◆ **Yapılacak İşlem**
Aşağıdaki verilerin tamamını, boş satırları atlayarak, "Sıra" ve "Satır" sütunlarından oluşan bir Markdown tablosu olarak veriniz. Görselleri yanıta dahil etmeyiniz.

◆ **Öğe konum listeleri**
╔══

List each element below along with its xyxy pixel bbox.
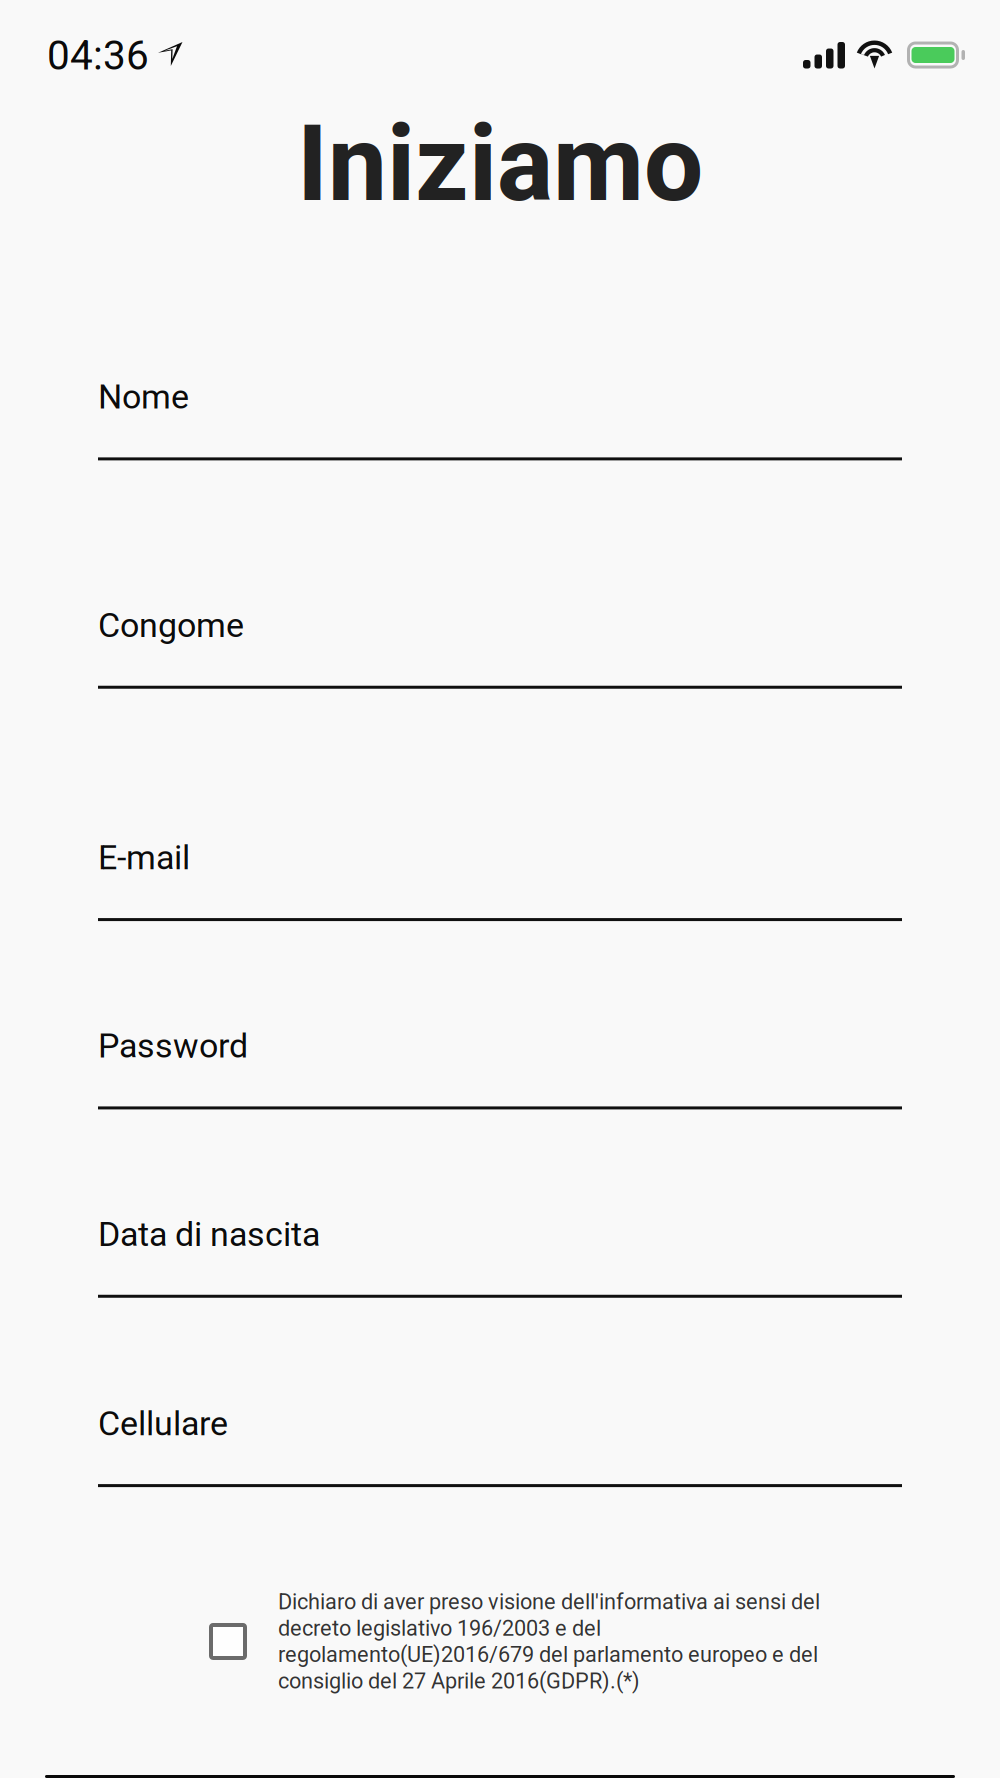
staticText: Data di nascita <box>98 1214 320 1254</box>
button[interactable]: Nome <box>98 377 902 460</box>
button[interactable]: E-mail <box>98 838 902 921</box>
button[interactable]: Dichiaro di aver preso visione dell'info… <box>0 1589 820 1694</box>
button[interactable]: Password <box>98 1026 902 1109</box>
staticText: E-mail <box>98 838 190 878</box>
staticText: decreto legislativo 196/2003 e del <box>278 1616 601 1641</box>
staticText: Iniziamo <box>297 102 703 226</box>
button[interactable]: Data di nascita <box>98 1214 902 1298</box>
button[interactable]: Cellulare <box>98 1404 902 1487</box>
staticText: consiglio del 27 Aprile 2016(GDPR).(*) <box>278 1668 640 1694</box>
staticText: Cellulare <box>98 1404 228 1444</box>
staticText: 04:36 <box>47 32 149 80</box>
button[interactable]: Congome <box>98 605 902 689</box>
staticText: Dichiaro di aver preso visione dell'info… <box>278 1589 820 1614</box>
staticText: Nome <box>98 377 189 417</box>
staticText: Congome <box>98 605 244 645</box>
staticText: regolamento(UE)2016/679 del parlamento e… <box>278 1642 818 1667</box>
button[interactable]: Registrati <box>0 1775 1000 1778</box>
staticText: Password <box>98 1026 248 1066</box>
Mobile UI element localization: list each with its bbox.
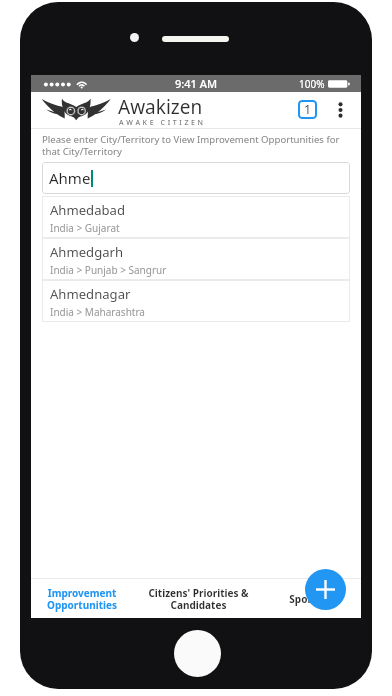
- staticText: Awakizen: [118, 94, 203, 120]
- button[interactable]: Notifications: 1: [298, 100, 317, 119]
- staticText: 9:41 AM: [175, 76, 218, 91]
- staticText: A W A K E C I T I Z E N: [119, 118, 204, 128]
- staticText: Sponsors: [289, 592, 335, 606]
- button[interactable]: More options: [328, 96, 352, 120]
- staticText: 100%: [299, 77, 325, 91]
- staticText: Please enter City/Territory to View Impr…: [42, 133, 352, 158]
- button[interactable]: Improvement Opportunities: [31, 579, 133, 618]
- staticText: Citizens' Priorities & Candidates: [148, 586, 249, 612]
- button[interactable]: Ahmedgarh: [42, 238, 350, 280]
- button[interactable]: Add: [305, 569, 346, 610]
- button[interactable]: Ahme: [42, 162, 350, 194]
- staticText: Ahmednagar: [50, 285, 131, 303]
- staticText: India > Maharashtra: [50, 305, 145, 319]
- staticText: India > Punjab > Sangrur: [50, 263, 167, 277]
- staticText: India > Gujarat: [50, 221, 120, 235]
- staticText: Ahmedgarh: [50, 243, 124, 261]
- button[interactable]: Ahmedabad: [42, 196, 350, 238]
- staticText: Ahmedabad: [50, 201, 125, 219]
- staticText: Ahme: [49, 168, 91, 188]
- button[interactable]: Ahmednagar: [42, 280, 350, 322]
- button[interactable]: Citizens' Priorities & Candidates: [133, 579, 263, 618]
- staticText: 1: [304, 101, 312, 118]
- button[interactable]: Sponsors: [263, 579, 361, 618]
- staticText: Improvement Opportunities: [47, 586, 117, 612]
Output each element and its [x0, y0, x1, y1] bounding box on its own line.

╚══

◆ **Tamamlanmış Yanıt**
| Sıra | Satır |
|---|---|
| 1 | List each element below along with its xyxy pixel bbox. |
| 2 | staticText: Data di nascita <box>98 1214 320 1254</box> |
| 3 | button[interactable]: Nome <box>98 377 902 460</box> |
| 4 | button[interactable]: E-mail <box>98 838 902 921</box> |
| 5 | button[interactable]: Dichiaro di aver preso visione dell'info… <box>0 1589 820 1694</box> |
| 6 | button[interactable]: Password <box>98 1026 902 1109</box> |
| 7 | staticText: E-mail <box>98 838 190 878</box> |
| 8 | staticText: decreto legislativo 196/2003 e del <box>278 1616 601 1641</box> |
| 9 | staticText: Iniziamo <box>297 102 703 226</box> |
| 10 | button[interactable]: Data di nascita <box>98 1214 902 1298</box> |
| 11 | button[interactable]: Cellulare <box>98 1404 902 1487</box> |
| 12 | staticText: consiglio del 27 Aprile 2016(GDPR).(*) <box>278 1668 640 1694</box> |
| 13 | staticText: Cellulare <box>98 1404 228 1444</box> |
| 14 | staticText: 04:36 <box>47 32 149 80</box> |
| 15 | button[interactable]: Congome <box>98 605 902 689</box> |
| 16 | staticText: Dichiaro di aver preso visione dell'info… <box>278 1589 820 1614</box> |
| 17 | staticText: Nome <box>98 377 189 417</box> |
| 18 | staticText: Congome <box>98 605 244 645</box> |
| 19 | staticText: regolamento(UE)2016/679 del parlamento e… <box>278 1642 818 1667</box> |
| 20 | button[interactable]: Registrati <box>0 1775 1000 1778</box> |
| 21 | staticText: Password <box>98 1026 248 1066</box> |
| 22 | Mobile UI element localization: list each with its bbox. |
| 23 | - staticText: Awakizen: [118, 94, 203, 120] |
| 24 | - button[interactable]: Notifications: 1: [298, 100, 317, 119] |
| 25 | - staticText: 9:41 AM: [175, 76, 218, 91] |
| 26 | - staticText: A W A K E C I T I Z E N: [119, 118, 204, 128] |
| 27 | - staticText: Sponsors: [289, 592, 335, 606] |
| 28 | - button[interactable]: More options: [328, 96, 352, 120] |
| 29 | - staticText: 100%: [299, 77, 325, 91] |
| 30 | - staticText: Please enter City/Territory to View Impr…: [42, 133, 352, 158] |
| 31 | - button[interactable]: Improvement Opportunities: [31, 579, 133, 618] |
| 32 | - staticText: Citizens' Priorities & Candidates: [148, 586, 249, 612] |
| 33 | - button[interactable]: Ahmedgarh: [42, 238, 350, 280] |
| 34 | - button[interactable]: Add: [305, 569, 346, 610] |
| 35 | - button[interactable]: Ahme: [42, 162, 350, 194] |
| 36 | - staticText: Ahmednagar: [50, 285, 131, 303] |
| 37 | - staticText: India > Maharashtra: [50, 305, 145, 319] |
| 38 | - staticText: India > Punjab > Sangrur: [50, 263, 167, 277] |
| 39 | - staticText: India > Gujarat: [50, 221, 120, 235] |
| 40 | - staticText: Ahmedgarh: [50, 243, 124, 261] |
| 41 | - button[interactable]: Ahmedabad: [42, 196, 350, 238] |
| 42 | - staticText: Ahmedabad: [50, 201, 125, 219] |
| 43 | - staticText: Ahme: [49, 168, 91, 188] |
| 44 | - button[interactable]: Ahmednagar: [42, 280, 350, 322] |
| 45 | - button[interactable]: Citizens' Priorities & Candidates: [133, 579, 263, 618] |
| 46 | - staticText: 1: [304, 101, 312, 118] |
| 47 | - button[interactable]: Sponsors: [263, 579, 361, 618] |
| 48 | - staticText: Improvement Opportunities: [47, 586, 117, 612] |
| 49 | Output each element and its [x0, y0, x1, y1] bounding box on its own line. |